What is asked ::
Any picture among the records should be left out, please; retype the rest exactly.

═════ Records for the exercise ═════

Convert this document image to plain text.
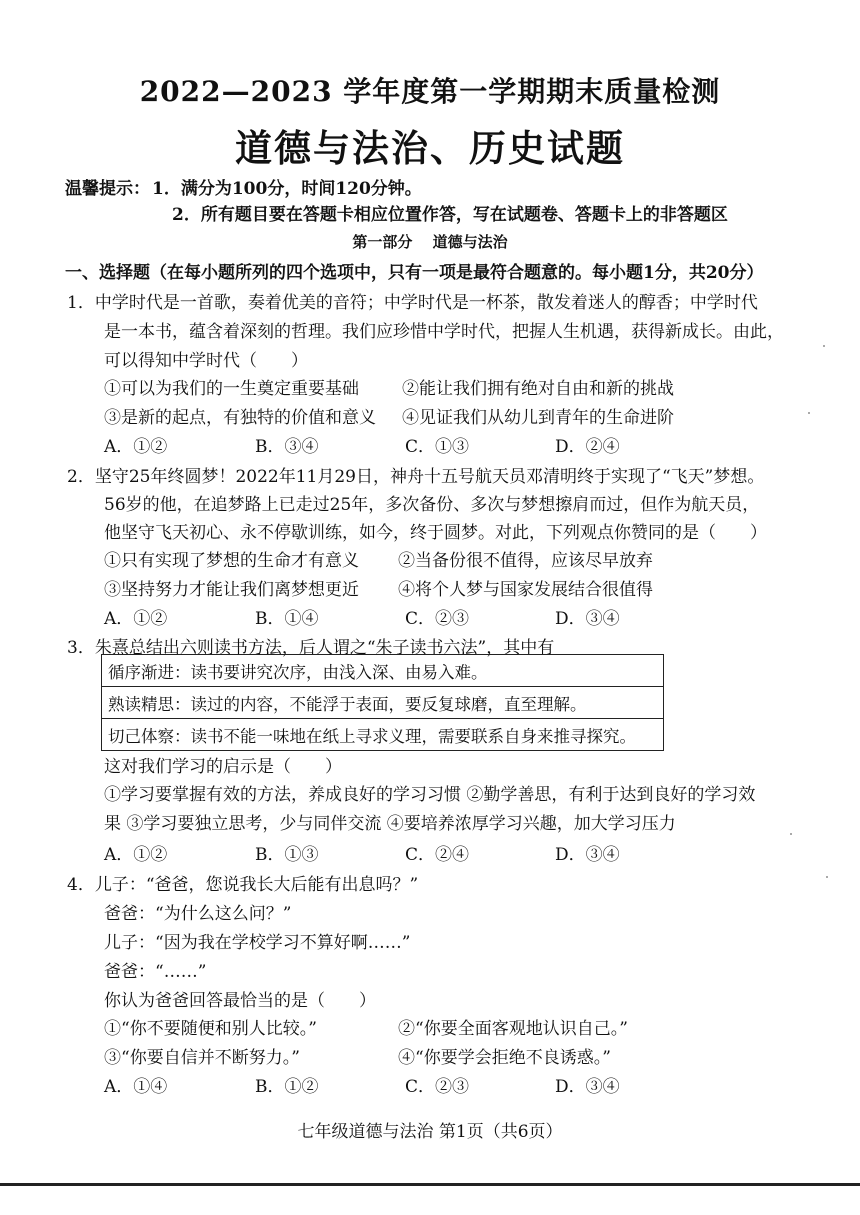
2022—2023 学年度第一学期期末质量检测
道德与法治、历史试题
温馨提示： 1．满分为100分，时间120分钟。
2．所有题目要在答题卡相应位置作答，写在试题卷、答题卡上的非答题区
第一部分　 道德与法治
一、选择题（在每小题所列的四个选项中，只有一项是最符合题意的。每小题1分，共20分）
1．中学时代是一首歌，奏着优美的音符；中学时代是一杯茶，散发着迷人的醇香；中学时代
是一本书，蕴含着深刻的哲理。我们应珍惜中学时代，把握人生机遇，获得新成长。由此，
可以得知中学时代（　　）
①可以为我们的一生奠定重要基础	②能让我们拥有绝对自由和新的挑战
③是新的起点，有独特的价值和意义 ④见证我们从幼儿到青年的生命进阶
A．①②	B．③④	C．①③	D．②④
2．坚守25年终圆梦！2022年11月29日，神舟十五号航天员邓清明终于实现了“飞天”梦想。
56岁的他，在追梦路上已走过25年，多次备份、多次与梦想擦肩而过，但作为航天员，
他坚守飞天初心、永不停歇训练，如今，终于圆梦。对此，下列观点你赞同的是（　　）
①只有实现了梦想的生命才有意义 ②当备份很不值得，应该尽早放弃
③坚持努力才能让我们离梦想更近 ④将个人梦与国家发展结合很值得
A．①②	B．①④	C．②③	D．③④
3．朱熹总结出六则读书方法，后人谓之“朱子读书六法”，其中有
循序渐进：读书要讲究次序，由浅入深、由易入难。
熟读精思：读过的内容，不能浮于表面，要反复球磨，直至理解。
切己体察：读书不能一味地在纸上寻求义理，需要联系自身来推寻探究。
这对我们学习的启示是（　　）
①学习要掌握有效的方法，养成良好的学习习惯 ②勤学善思，有利于达到良好的学习效
果 ③学习要独立思考，少与同伴交流 ④要培养浓厚学习兴趣，加大学习压力
A．①②	B．①③	C．②④	D．③④
4．儿子：“爸爸，您说我长大后能有出息吗？”
爸爸：“为什么这么问？”
儿子：“因为我在学校学习不算好啊……”
爸爸：“……”
你认为爸爸回答最恰当的是（　　）
①“你不要随便和别人比较。”	②“你要全面客观地认识自己。”
③“你要自信并不断努力。”	④“你要学会拒绝不良诱惑。”
A．①④	B．①②	C．②③	D．③④
七年级道德与法治 第1页（共6页）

═════

Finished task ::
Convert this document image to plain text.
2022—2023 学年度第一学期期末质量检测
道德与法治、历史试题
温馨提示： 1．满分为100分，时间120分钟。
2．所有题目要在答题卡相应位置作答，写在试题卷、答题卡上的非答题区
第一部分　 道德与法治
一、选择题（在每小题所列的四个选项中，只有一项是最符合题意的。每小题1分，共20分）
1．中学时代是一首歌，奏着优美的音符；中学时代是一杯茶，散发着迷人的醇香；中学时代
是一本书，蕴含着深刻的哲理。我们应珍惜中学时代，把握人生机遇，获得新成长。由此，
可以得知中学时代（　　）
①可以为我们的一生奠定重要基础	②能让我们拥有绝对自由和新的挑战
③是新的起点，有独特的价值和意义 ④见证我们从幼儿到青年的生命进阶
A．①②	B．③④	C．①③	D．②④
2．坚守25年终圆梦！2022年11月29日，神舟十五号航天员邓清明终于实现了“飞天”梦想。
56岁的他，在追梦路上已走过25年，多次备份、多次与梦想擦肩而过，但作为航天员，
他坚守飞天初心、永不停歇训练，如今，终于圆梦。对此，下列观点你赞同的是（　　）
①只有实现了梦想的生命才有意义 ②当备份很不值得，应该尽早放弃
③坚持努力才能让我们离梦想更近 ④将个人梦与国家发展结合很值得
A．①②	B．①④	C．②③	D．③④
3．朱熹总结出六则读书方法，后人谓之“朱子读书六法”，其中有
循序渐进：读书要讲究次序，由浅入深、由易入难。
熟读精思：读过的内容，不能浮于表面，要反复球磨，直至理解。
切己体察：读书不能一味地在纸上寻求义理，需要联系自身来推寻探究。
这对我们学习的启示是（　　）
①学习要掌握有效的方法，养成良好的学习习惯 ②勤学善思，有利于达到良好的学习效
果 ③学习要独立思考，少与同伴交流 ④要培养浓厚学习兴趣，加大学习压力
A．①②	B．①③	C．②④	D．③④
4．儿子：“爸爸，您说我长大后能有出息吗？”
爸爸：“为什么这么问？”
儿子：“因为我在学校学习不算好啊……”
爸爸：“……”
你认为爸爸回答最恰当的是（　　）
①“你不要随便和别人比较。”	②“你要全面客观地认识自己。”
③“你要自信并不断努力。”	④“你要学会拒绝不良诱惑。”
A．①④	B．①②	C．②③	D．③④
七年级道德与法治 第1页（共6页）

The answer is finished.